SOURCE TEXT:
## START
I'm facing a very hard time tracking failures in our unit tests and working around them. Here's the situation:
1- Many of our unit tests run in-process M/R jobs using the LocalJobRunner.
2- We often do things before the M/R jobs and things afte the M/R to validate the outcome.
3- With HBASE-2669 adding the HCM.deleteAllConnections(true) to the TableOutputFormat.close() method, any connections that were open before the M/R job will be closed.
4- Furthermore, any Configuration instance that we used before to get an HTable or HBaseAdmin or anything else that uses HConnection's can no longer be used to initialize any new classes.
Here's an example that used to work before HBASE-2669 but now fails:
<code>
public static void main(String[] argv) throws Exception {
final String table1 = "atable" + System.currentTimeMillis();
final String table2 = "btable" + System.currentTimeMillis();
final String family = "afamily";
Configuration config = HBaseConfiguration.create(); // I have a single-node HBase cluster started
// and no JobTracker configured.
## END
RAW RECORDS:
## START
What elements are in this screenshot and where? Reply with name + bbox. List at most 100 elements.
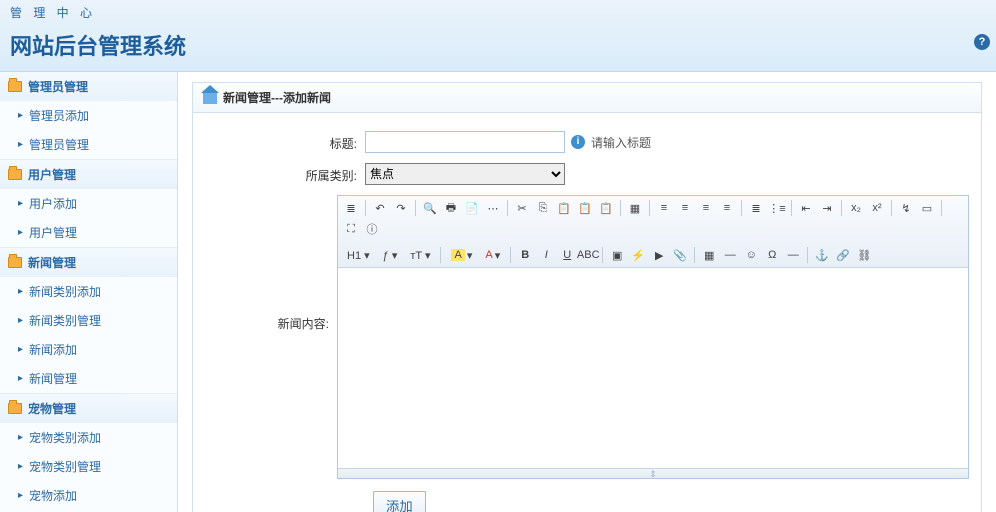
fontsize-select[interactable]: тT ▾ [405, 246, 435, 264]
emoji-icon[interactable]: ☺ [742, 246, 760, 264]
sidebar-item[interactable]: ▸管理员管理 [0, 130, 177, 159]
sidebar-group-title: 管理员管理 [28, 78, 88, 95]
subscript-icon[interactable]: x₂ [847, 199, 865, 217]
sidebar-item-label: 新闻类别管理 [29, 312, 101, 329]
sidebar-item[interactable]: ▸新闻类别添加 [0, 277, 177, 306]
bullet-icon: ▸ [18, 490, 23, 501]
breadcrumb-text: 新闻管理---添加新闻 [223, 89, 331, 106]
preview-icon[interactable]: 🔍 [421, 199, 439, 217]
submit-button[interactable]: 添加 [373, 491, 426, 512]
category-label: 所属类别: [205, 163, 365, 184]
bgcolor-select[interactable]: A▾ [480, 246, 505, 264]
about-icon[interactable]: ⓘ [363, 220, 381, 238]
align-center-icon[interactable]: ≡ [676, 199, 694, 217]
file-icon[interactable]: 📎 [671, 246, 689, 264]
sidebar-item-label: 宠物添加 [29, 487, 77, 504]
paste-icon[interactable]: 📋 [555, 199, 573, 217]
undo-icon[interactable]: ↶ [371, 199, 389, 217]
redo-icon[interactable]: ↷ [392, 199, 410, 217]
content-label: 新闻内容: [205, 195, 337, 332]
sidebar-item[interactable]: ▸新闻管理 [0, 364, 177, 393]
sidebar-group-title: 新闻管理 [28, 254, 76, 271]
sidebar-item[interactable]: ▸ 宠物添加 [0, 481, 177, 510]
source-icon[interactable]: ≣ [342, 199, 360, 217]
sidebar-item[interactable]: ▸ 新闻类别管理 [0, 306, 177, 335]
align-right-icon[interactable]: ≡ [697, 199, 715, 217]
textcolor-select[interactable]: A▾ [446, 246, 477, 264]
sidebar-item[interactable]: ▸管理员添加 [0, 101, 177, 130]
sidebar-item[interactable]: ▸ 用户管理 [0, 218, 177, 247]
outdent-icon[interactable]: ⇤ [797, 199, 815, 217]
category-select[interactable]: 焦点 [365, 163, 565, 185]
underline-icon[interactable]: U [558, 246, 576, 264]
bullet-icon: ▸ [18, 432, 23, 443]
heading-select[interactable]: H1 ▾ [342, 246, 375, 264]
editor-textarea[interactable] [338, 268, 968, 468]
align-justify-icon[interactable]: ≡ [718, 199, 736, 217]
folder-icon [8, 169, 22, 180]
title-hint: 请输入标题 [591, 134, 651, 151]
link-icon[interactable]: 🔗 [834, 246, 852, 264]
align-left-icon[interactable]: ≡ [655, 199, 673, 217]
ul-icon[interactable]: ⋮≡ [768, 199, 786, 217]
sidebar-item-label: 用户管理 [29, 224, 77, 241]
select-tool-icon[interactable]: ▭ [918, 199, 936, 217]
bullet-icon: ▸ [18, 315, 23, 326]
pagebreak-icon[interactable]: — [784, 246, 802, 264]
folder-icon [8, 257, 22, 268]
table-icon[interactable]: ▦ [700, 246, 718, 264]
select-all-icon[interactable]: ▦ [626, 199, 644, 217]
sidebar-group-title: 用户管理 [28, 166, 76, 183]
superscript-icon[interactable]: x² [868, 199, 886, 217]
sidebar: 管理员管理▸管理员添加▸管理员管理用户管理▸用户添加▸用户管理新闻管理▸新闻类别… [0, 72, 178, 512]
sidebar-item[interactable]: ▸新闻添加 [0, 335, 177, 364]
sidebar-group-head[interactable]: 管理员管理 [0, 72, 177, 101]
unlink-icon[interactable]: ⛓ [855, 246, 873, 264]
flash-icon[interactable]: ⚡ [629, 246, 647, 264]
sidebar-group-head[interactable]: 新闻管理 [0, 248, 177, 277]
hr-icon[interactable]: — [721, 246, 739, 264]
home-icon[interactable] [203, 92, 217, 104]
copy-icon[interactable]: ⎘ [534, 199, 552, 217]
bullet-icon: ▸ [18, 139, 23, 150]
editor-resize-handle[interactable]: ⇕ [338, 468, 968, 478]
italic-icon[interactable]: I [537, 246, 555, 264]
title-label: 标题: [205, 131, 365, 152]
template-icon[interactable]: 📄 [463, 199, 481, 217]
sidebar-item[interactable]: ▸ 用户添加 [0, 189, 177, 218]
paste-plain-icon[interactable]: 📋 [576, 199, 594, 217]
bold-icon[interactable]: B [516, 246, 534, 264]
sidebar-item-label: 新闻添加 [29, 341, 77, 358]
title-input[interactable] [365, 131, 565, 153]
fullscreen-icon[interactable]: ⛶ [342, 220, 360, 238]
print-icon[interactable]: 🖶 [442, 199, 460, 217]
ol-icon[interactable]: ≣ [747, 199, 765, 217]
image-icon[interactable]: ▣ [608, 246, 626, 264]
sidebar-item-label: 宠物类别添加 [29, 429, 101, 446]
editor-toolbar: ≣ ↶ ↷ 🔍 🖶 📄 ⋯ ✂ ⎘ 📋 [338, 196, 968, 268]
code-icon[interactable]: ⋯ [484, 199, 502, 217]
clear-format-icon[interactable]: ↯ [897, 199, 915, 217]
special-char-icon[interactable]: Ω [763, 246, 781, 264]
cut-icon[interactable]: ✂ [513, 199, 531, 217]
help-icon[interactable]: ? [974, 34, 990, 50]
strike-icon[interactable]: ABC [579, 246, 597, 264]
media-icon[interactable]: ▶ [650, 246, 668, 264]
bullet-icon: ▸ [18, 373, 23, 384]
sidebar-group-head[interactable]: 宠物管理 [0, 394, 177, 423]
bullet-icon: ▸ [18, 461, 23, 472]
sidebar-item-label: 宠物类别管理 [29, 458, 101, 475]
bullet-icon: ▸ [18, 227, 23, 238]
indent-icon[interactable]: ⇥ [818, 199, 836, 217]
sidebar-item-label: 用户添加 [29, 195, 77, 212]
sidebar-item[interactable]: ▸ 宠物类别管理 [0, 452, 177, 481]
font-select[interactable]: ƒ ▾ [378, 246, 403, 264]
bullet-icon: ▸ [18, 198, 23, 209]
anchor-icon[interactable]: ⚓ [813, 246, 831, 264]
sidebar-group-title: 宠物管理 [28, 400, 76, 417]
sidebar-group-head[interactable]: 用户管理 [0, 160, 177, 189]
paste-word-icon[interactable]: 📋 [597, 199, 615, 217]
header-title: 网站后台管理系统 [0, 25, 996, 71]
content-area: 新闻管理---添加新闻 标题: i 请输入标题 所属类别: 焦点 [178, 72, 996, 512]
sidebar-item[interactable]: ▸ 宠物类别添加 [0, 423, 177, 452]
## END
OBJECTIVE 1:
In the HBase post, which call did HBASE-2669 add to the TableOutputFormat.close() method?
OBJECTIVE 2:
Output the HBase post from "2- We often" up to and including "will be closed.".
OBJECTIVE 3:
Decide whether each statement agrees with the HBase post. Answer yes or no for each, and quote the words from the post that decide it.
(a) Many of the unit tests run in-process M/R jobs with the LocalJobRunner.
(b) The example code still works after HBASE-2669.
(c) A JobTracker is configured for the example.

CORRECT RESPONSE 1:
HCM.deleteAllConnections(true)

CORRECT RESPONSE 2:
2- We often do things before the M/R jobs and things afte the M/R to validate the outcome.
3- With HBASE-2669 adding the HCM.deleteAllConnections(true) to the TableOutputFormat.close() method, any connections that were open before the M/R job will be closed.

CORRECT RESPONSE 3:
(a) Yes: "Many of our unit tests run in-process M/R jobs using the LocalJobRunner."
(b) No: "Here's an example that used to work before HBASE-2669 but now fails"
(c) No: "and no JobTracker configured."